## WHAT TO PRODUCE
Reproduce the material below word for word, keeping every line unchanged.

## RECORDS FOR THE EXERCISE

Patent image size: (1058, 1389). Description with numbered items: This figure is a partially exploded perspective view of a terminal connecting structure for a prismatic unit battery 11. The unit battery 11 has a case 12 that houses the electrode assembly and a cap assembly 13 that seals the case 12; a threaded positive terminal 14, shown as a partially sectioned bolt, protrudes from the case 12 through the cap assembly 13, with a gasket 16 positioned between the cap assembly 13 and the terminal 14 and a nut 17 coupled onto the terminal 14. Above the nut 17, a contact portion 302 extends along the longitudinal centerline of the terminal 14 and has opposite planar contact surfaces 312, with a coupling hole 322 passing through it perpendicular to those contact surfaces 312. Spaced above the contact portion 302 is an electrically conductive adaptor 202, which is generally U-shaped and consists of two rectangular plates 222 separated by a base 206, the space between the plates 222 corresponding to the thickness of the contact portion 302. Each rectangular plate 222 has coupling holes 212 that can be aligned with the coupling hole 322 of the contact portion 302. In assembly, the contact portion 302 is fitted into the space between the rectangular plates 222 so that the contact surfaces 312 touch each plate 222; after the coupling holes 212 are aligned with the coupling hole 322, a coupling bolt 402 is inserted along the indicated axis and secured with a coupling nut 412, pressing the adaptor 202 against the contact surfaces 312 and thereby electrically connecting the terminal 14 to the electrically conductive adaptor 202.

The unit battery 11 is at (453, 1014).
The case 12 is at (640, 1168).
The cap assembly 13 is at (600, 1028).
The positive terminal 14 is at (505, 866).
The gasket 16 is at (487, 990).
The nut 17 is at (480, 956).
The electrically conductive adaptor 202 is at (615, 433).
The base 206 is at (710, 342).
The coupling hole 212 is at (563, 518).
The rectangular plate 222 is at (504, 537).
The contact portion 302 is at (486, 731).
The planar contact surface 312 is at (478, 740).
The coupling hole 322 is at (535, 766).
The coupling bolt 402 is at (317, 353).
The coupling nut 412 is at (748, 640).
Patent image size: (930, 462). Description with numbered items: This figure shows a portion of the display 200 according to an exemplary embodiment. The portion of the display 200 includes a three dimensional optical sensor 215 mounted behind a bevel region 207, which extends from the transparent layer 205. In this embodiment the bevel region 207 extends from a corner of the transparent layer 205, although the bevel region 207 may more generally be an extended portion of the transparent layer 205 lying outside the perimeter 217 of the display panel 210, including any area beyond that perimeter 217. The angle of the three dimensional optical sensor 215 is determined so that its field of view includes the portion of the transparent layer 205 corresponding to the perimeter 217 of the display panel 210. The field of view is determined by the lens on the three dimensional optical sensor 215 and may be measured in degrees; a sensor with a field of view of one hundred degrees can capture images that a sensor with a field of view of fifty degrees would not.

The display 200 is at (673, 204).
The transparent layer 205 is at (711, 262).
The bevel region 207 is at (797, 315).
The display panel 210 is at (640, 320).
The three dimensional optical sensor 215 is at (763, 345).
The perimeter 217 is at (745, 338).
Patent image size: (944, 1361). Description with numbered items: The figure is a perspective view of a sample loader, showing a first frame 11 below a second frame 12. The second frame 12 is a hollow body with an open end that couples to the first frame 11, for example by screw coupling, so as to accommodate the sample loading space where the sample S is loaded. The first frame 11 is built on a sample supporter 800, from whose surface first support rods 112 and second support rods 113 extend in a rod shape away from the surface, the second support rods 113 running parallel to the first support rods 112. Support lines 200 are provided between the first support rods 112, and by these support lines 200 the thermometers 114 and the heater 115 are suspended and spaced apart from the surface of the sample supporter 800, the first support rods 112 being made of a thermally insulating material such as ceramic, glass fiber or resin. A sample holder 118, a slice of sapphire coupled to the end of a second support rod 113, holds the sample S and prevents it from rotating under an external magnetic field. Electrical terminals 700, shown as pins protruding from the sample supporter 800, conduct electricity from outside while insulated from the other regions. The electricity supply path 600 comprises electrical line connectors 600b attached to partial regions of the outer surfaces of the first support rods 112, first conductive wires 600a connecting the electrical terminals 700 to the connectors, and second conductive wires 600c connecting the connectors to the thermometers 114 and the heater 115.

## REPLY
Patent image size: (1058, 1389). Description with numbered items: This figure is a partially exploded perspective view of a terminal connecting structure for a prismatic unit battery 11. The unit battery 11 has a case 12 that houses the electrode assembly and a cap assembly 13 that seals the case 12; a threaded positive terminal 14, shown as a partially sectioned bolt, protrudes from the case 12 through the cap assembly 13, with a gasket 16 positioned between the cap assembly 13 and the terminal 14 and a nut 17 coupled onto the terminal 14. Above the nut 17, a contact portion 302 extends along the longitudinal centerline of the terminal 14 and has opposite planar contact surfaces 312, with a coupling hole 322 passing through it perpendicular to those contact surfaces 312. Spaced above the contact portion 302 is an electrically conductive adaptor 202, which is generally U-shaped and consists of two rectangular plates 222 separated by a base 206, the space between the plates 222 corresponding to the thickness of the contact portion 302. Each rectangular plate 222 has coupling holes 212 that can be aligned with the coupling hole 322 of the contact portion 302. In assembly, the contact portion 302 is fitted into the space between the rectangular plates 222 so that the contact surfaces 312 touch each plate 222; after the coupling holes 212 are aligned with the coupling hole 322, a coupling bolt 402 is inserted along the indicated axis and secured with a coupling nut 412, pressing the adaptor 202 against the contact surfaces 312 and thereby electrically connecting the terminal 14 to the electrically conductive adaptor 202.

The unit battery 11 is at (453, 1014).
The case 12 is at (640, 1168).
The cap assembly 13 is at (600, 1028).
The positive terminal 14 is at (505, 866).
The gasket 16 is at (487, 990).
The nut 17 is at (480, 956).
The electrically conductive adaptor 202 is at (615, 433).
The base 206 is at (710, 342).
The coupling hole 212 is at (563, 518).
The rectangular plate 222 is at (504, 537).
The contact portion 302 is at (486, 731).
The planar contact surface 312 is at (478, 740).
The coupling hole 322 is at (535, 766).
The coupling bolt 402 is at (317, 353).
The coupling nut 412 is at (748, 640).
Patent image size: (930, 462). Description with numbered items: This figure shows a portion of the display 200 according to an exemplary embodiment. The portion of the display 200 includes a three dimensional optical sensor 215 mounted behind a bevel region 207, which extends from the transparent layer 205. In this embodiment the bevel region 207 extends from a corner of the transparent layer 205, although the bevel region 207 may more generally be an extended portion of the transparent layer 205 lying outside the perimeter 217 of the display panel 210, including any area beyond that perimeter 217. The angle of the three dimensional optical sensor 215 is determined so that its field of view includes the portion of the transparent layer 205 corresponding to the perimeter 217 of the display panel 210. The field of view is determined by the lens on the three dimensional optical sensor 215 and may be measured in degrees; a sensor with a field of view of one hundred degrees can capture images that a sensor with a field of view of fifty degrees would not.

The display 200 is at (673, 204).
The transparent layer 205 is at (711, 262).
The bevel region 207 is at (797, 315).
The display panel 210 is at (640, 320).
The three dimensional optical sensor 215 is at (763, 345).
The perimeter 217 is at (745, 338).
Patent image size: (944, 1361). Description with numbered items: The figure is a perspective view of a sample loader, showing a first frame 11 below a second frame 12. The second frame 12 is a hollow body with an open end that couples to the first frame 11, for example by screw coupling, so as to accommodate the sample loading space where the sample S is loaded. The first frame 11 is built on a sample supporter 800, from whose surface first support rods 112 and second support rods 113 extend in a rod shape away from the surface, the second support rods 113 running parallel to the first support rods 112. Support lines 200 are provided between the first support rods 112, and by these support lines 200 the thermometers 114 and the heater 115 are suspended and spaced apart from the surface of the sample supporter 800, the first support rods 112 being made of a thermally insulating material such as ceramic, glass fiber or resin. A sample holder 118, a slice of sapphire coupled to the end of a second support rod 113, holds the sample S and prevents it from rotating under an external magnetic field. Electrical terminals 700, shown as pins protruding from the sample supporter 800, conduct electricity from outside while insulated from the other regions. The electricity supply path 600 comprises electrical line connectors 600b attached to partial regions of the outer surfaces of the first support rods 112, first conductive wires 600a connecting the electrical terminals 700 to the connectors, and second conductive wires 600c connecting the connectors to the thermometers 114 and the heater 115.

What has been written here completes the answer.